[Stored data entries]
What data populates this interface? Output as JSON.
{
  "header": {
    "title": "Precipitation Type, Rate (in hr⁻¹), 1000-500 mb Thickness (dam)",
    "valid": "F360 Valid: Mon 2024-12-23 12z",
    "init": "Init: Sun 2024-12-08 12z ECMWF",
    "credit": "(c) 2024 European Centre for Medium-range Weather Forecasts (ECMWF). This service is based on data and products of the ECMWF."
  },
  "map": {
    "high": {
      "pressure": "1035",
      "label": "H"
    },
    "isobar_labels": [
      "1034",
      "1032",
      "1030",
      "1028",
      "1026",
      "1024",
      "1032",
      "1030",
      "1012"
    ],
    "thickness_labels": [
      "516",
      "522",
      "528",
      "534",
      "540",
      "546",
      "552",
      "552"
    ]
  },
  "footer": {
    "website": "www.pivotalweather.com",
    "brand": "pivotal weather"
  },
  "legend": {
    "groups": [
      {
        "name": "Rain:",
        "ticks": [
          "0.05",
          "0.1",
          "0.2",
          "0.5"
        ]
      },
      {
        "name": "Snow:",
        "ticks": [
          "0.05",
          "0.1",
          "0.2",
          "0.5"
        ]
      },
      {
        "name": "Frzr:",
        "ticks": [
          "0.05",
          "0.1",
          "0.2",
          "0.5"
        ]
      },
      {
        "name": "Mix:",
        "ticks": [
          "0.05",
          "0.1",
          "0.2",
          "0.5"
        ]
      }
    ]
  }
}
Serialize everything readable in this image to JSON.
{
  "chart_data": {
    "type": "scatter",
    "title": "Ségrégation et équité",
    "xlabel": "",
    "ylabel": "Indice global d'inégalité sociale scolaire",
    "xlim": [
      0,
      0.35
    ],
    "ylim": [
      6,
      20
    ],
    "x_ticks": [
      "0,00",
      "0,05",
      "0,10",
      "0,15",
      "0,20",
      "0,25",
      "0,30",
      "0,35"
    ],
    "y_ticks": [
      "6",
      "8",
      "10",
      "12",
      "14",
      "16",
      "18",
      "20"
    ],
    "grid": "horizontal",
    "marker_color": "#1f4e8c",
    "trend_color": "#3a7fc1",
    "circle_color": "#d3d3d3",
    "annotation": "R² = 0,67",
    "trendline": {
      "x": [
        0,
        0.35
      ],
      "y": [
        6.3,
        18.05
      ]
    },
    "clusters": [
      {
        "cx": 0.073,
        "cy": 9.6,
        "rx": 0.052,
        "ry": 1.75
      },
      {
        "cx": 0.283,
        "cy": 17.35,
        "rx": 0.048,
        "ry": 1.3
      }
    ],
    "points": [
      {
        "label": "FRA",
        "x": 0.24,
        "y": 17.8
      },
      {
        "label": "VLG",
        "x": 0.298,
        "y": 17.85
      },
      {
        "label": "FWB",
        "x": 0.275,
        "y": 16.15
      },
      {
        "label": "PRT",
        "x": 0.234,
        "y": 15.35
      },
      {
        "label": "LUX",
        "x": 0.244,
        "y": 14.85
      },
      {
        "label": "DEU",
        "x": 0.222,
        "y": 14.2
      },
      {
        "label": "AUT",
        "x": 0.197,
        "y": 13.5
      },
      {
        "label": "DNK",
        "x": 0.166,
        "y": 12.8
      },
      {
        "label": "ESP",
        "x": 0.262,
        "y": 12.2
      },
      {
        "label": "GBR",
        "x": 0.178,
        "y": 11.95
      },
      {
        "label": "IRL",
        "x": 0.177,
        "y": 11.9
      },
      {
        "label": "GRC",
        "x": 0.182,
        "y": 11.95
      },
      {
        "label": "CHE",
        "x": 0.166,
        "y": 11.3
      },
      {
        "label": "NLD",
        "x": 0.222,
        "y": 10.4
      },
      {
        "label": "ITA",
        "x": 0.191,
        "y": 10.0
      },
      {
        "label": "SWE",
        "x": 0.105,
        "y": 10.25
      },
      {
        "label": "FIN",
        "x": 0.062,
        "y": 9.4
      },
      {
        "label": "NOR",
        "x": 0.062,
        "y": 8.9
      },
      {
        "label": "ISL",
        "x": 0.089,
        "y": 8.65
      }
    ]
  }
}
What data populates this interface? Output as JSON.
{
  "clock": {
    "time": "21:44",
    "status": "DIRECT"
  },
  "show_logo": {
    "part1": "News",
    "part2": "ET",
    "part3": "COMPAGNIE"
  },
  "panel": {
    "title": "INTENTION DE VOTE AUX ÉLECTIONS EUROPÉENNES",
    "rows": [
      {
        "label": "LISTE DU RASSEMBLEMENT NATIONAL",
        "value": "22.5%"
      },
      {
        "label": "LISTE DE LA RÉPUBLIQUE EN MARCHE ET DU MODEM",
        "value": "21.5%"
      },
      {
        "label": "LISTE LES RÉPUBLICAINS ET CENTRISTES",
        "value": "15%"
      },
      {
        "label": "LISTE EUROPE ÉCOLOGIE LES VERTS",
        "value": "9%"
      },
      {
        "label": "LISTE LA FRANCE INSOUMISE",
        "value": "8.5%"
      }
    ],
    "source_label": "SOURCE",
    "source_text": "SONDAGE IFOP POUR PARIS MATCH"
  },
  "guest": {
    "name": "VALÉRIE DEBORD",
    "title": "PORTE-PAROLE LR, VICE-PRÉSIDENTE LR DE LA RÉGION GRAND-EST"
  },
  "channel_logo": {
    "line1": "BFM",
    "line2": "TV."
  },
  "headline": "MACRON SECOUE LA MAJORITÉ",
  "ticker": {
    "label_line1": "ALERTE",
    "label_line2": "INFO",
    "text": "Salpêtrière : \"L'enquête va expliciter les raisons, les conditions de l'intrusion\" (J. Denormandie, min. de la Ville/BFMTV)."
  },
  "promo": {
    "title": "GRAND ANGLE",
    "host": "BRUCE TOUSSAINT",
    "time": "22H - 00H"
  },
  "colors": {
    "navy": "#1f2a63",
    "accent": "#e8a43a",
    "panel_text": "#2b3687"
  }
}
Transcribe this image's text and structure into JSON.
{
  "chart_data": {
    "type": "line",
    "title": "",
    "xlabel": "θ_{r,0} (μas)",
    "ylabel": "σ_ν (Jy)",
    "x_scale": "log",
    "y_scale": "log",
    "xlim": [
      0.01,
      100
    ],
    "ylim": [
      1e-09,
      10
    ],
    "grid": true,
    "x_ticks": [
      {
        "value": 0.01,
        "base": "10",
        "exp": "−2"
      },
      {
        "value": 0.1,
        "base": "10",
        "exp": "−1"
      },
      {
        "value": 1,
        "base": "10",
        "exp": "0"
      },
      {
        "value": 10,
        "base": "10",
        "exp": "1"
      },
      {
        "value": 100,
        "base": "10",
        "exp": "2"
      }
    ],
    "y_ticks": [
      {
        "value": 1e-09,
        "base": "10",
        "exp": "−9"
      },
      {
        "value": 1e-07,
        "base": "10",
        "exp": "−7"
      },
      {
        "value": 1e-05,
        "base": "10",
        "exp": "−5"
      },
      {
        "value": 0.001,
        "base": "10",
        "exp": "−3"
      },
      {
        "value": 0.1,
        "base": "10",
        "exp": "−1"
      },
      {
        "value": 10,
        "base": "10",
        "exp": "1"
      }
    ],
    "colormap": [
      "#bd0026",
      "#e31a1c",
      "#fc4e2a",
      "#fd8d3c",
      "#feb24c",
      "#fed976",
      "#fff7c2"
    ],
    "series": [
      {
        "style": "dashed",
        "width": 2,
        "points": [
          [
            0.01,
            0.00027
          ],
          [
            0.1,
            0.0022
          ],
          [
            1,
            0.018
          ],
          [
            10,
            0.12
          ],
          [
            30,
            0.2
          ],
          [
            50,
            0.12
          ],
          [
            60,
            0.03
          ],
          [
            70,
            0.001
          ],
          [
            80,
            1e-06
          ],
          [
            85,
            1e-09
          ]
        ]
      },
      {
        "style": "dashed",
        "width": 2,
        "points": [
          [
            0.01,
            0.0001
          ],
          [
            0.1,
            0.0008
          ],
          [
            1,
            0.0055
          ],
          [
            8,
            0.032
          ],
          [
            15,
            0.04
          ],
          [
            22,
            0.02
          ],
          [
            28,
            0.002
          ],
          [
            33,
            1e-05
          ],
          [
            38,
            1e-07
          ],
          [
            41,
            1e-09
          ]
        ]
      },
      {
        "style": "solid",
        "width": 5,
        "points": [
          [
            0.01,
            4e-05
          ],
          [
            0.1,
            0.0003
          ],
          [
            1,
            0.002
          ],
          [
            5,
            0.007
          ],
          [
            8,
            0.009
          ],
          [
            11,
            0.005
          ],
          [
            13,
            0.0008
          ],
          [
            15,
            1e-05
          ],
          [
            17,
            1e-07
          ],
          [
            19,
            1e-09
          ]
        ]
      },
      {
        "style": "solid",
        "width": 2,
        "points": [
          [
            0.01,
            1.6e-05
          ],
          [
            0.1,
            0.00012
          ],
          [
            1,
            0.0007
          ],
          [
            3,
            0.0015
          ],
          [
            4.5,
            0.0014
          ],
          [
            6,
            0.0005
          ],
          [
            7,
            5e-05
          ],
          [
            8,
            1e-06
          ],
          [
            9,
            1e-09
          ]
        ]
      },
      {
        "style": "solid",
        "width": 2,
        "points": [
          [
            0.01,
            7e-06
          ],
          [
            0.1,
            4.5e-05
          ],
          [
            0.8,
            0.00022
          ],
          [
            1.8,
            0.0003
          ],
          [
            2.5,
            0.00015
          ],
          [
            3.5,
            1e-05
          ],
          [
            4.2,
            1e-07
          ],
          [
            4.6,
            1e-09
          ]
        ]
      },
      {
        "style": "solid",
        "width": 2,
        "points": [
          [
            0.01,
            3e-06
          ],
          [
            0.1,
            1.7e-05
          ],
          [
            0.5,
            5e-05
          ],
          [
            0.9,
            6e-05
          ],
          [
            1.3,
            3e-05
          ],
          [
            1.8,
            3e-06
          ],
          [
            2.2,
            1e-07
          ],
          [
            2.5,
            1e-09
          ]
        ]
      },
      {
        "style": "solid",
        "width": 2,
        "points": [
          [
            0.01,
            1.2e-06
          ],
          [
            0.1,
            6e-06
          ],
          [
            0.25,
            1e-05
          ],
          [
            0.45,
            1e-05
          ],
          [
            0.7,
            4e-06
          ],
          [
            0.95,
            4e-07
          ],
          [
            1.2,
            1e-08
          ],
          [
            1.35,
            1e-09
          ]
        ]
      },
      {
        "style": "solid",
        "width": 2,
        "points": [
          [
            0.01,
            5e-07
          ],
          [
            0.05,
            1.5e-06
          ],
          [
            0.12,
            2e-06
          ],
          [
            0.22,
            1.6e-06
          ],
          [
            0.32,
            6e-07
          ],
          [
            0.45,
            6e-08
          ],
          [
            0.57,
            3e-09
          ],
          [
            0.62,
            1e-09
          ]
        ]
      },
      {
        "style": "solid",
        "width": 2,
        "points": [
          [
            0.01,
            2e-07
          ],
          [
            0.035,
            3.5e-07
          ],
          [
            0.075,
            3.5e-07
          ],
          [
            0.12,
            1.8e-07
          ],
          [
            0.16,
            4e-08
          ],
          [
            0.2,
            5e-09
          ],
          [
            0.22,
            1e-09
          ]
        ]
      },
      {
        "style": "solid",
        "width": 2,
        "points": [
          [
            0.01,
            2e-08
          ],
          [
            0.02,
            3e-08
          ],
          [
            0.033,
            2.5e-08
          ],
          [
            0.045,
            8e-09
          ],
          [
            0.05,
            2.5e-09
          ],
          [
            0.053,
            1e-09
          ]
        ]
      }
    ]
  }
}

Description of the task: Select, from the listing, all lines that include the word "ECMWF".

Exercise response:
    "init": "Init: Sun 2024-12-08 12z ECMWF",
    "credit": "(c) 2024 European Centre for Medium-range Weather Forecasts (ECMWF). This service is based on data and products of the ECMWF."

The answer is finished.